What to work on >>
Answer with a single number: the count of lines that hold "Measuringvariants".
***
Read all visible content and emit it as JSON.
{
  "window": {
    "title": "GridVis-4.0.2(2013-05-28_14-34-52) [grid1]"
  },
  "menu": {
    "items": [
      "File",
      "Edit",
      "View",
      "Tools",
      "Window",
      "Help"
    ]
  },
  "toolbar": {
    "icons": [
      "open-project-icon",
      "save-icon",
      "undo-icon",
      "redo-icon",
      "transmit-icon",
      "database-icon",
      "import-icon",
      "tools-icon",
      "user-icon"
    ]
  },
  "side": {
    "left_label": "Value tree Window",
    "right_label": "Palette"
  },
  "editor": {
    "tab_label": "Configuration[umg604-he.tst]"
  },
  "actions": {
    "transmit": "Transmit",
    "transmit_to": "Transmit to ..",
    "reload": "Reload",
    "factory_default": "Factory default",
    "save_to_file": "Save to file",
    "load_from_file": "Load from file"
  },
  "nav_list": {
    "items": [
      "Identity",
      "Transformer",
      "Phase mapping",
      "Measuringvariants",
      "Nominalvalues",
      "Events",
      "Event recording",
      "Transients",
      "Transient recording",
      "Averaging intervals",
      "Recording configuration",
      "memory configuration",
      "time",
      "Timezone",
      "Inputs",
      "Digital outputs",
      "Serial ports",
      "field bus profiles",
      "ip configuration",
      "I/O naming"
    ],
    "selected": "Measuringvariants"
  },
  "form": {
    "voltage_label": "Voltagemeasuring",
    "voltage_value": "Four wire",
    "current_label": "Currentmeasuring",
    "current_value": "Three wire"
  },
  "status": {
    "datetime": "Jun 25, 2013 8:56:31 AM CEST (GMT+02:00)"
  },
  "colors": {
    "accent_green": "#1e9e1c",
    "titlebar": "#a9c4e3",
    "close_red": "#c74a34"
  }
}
***
Result of the task >>
2